## What to do
Quote every line of the following items word for word.

## Given entries
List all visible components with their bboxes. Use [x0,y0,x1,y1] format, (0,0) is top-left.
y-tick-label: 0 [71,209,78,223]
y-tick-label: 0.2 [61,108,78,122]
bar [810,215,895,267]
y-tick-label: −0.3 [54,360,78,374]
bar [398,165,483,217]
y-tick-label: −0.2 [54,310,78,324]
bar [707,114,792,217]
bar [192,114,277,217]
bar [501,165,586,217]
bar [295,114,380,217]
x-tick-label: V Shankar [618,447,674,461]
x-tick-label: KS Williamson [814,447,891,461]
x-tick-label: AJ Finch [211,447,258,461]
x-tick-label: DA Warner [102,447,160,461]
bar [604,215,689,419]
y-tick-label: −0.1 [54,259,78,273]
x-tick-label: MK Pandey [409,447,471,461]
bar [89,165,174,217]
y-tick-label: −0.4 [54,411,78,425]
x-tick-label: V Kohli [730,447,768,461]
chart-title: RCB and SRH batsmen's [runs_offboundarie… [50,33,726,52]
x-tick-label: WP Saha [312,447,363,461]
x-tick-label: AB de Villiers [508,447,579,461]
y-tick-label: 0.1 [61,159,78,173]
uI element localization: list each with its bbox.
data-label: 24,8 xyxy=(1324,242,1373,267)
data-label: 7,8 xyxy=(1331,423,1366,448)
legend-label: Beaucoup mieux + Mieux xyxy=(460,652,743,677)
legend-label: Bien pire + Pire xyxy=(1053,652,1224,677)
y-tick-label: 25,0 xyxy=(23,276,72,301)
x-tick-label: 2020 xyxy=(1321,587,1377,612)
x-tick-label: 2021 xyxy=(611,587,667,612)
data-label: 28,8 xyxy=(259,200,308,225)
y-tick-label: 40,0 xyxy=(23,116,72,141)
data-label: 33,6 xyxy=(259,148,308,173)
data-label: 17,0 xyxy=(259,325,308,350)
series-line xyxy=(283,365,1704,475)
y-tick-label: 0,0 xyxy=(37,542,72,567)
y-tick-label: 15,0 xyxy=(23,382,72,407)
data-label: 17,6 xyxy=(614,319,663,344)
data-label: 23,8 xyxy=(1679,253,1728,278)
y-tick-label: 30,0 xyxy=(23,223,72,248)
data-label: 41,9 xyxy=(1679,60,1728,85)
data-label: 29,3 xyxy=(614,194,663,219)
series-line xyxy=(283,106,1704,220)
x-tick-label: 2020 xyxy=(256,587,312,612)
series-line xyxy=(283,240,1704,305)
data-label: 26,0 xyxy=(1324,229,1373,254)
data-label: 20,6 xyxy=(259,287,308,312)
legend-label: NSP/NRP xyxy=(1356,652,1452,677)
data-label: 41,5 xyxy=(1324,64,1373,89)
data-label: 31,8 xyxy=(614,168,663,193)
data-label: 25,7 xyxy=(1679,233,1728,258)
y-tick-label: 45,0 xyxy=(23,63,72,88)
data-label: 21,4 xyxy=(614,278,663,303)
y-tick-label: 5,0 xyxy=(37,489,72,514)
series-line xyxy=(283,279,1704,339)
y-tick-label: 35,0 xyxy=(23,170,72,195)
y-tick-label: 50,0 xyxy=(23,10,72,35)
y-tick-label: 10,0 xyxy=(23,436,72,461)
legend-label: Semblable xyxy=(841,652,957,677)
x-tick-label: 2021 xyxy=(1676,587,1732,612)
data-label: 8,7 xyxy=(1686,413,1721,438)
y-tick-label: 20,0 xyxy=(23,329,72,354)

## Response to this task
List all visible components with their bboxes. Use [x0,y0,x1,y1] format, (0,0) is top-left.
y-tick-label: 0 [71,209,78,223]
y-tick-label: 0.2 [61,108,78,122]
bar [810,215,895,267]
y-tick-label: −0.3 [54,360,78,374]
bar [398,165,483,217]
y-tick-label: −0.2 [54,310,78,324]
bar [707,114,792,217]
bar [192,114,277,217]
bar [501,165,586,217]
bar [295,114,380,217]
x-tick-label: V Shankar [618,447,674,461]
x-tick-label: KS Williamson [814,447,891,461]
x-tick-label: AJ Finch [211,447,258,461]
x-tick-label: DA Warner [102,447,160,461]
bar [604,215,689,419]
y-tick-label: −0.1 [54,259,78,273]
x-tick-label: MK Pandey [409,447,471,461]
bar [89,165,174,217]
y-tick-label: −0.4 [54,411,78,425]
x-tick-label: V Kohli [730,447,768,461]
chart-title: RCB and SRH batsmen's [runs_offboundarie… [50,33,726,52]
x-tick-label: WP Saha [312,447,363,461]
x-tick-label: AB de Villiers [508,447,579,461]
y-tick-label: 0.1 [61,159,78,173]
uI element localization: list each with its bbox.
data-label: 24,8 xyxy=(1324,242,1373,267)
data-label: 7,8 xyxy=(1331,423,1366,448)
legend-label: Beaucoup mieux + Mieux xyxy=(460,652,743,677)
legend-label: Bien pire + Pire xyxy=(1053,652,1224,677)
y-tick-label: 25,0 xyxy=(23,276,72,301)
x-tick-label: 2020 xyxy=(1321,587,1377,612)
x-tick-label: 2021 xyxy=(611,587,667,612)
data-label: 28,8 xyxy=(259,200,308,225)
y-tick-label: 40,0 xyxy=(23,116,72,141)
data-label: 33,6 xyxy=(259,148,308,173)
data-label: 17,0 xyxy=(259,325,308,350)
series-line xyxy=(283,365,1704,475)
y-tick-label: 0,0 xyxy=(37,542,72,567)
y-tick-label: 15,0 xyxy=(23,382,72,407)
data-label: 17,6 xyxy=(614,319,663,344)
data-label: 23,8 xyxy=(1679,253,1728,278)
y-tick-label: 30,0 xyxy=(23,223,72,248)
data-label: 41,9 xyxy=(1679,60,1728,85)
data-label: 29,3 xyxy=(614,194,663,219)
series-line xyxy=(283,106,1704,220)
x-tick-label: 2020 xyxy=(256,587,312,612)
series-line xyxy=(283,240,1704,305)
data-label: 26,0 xyxy=(1324,229,1373,254)
data-label: 20,6 xyxy=(259,287,308,312)
legend-label: NSP/NRP xyxy=(1356,652,1452,677)
data-label: 41,5 xyxy=(1324,64,1373,89)
data-label: 31,8 xyxy=(614,168,663,193)
data-label: 25,7 xyxy=(1679,233,1728,258)
y-tick-label: 45,0 xyxy=(23,63,72,88)
data-label: 21,4 xyxy=(614,278,663,303)
y-tick-label: 5,0 xyxy=(37,489,72,514)
series-line xyxy=(283,279,1704,339)
y-tick-label: 35,0 xyxy=(23,170,72,195)
y-tick-label: 50,0 xyxy=(23,10,72,35)
y-tick-label: 10,0 xyxy=(23,436,72,461)
legend-label: Semblable xyxy=(841,652,957,677)
x-tick-label: 2021 xyxy=(1676,587,1732,612)
data-label: 8,7 xyxy=(1686,413,1721,438)
y-tick-label: 20,0 xyxy=(23,329,72,354)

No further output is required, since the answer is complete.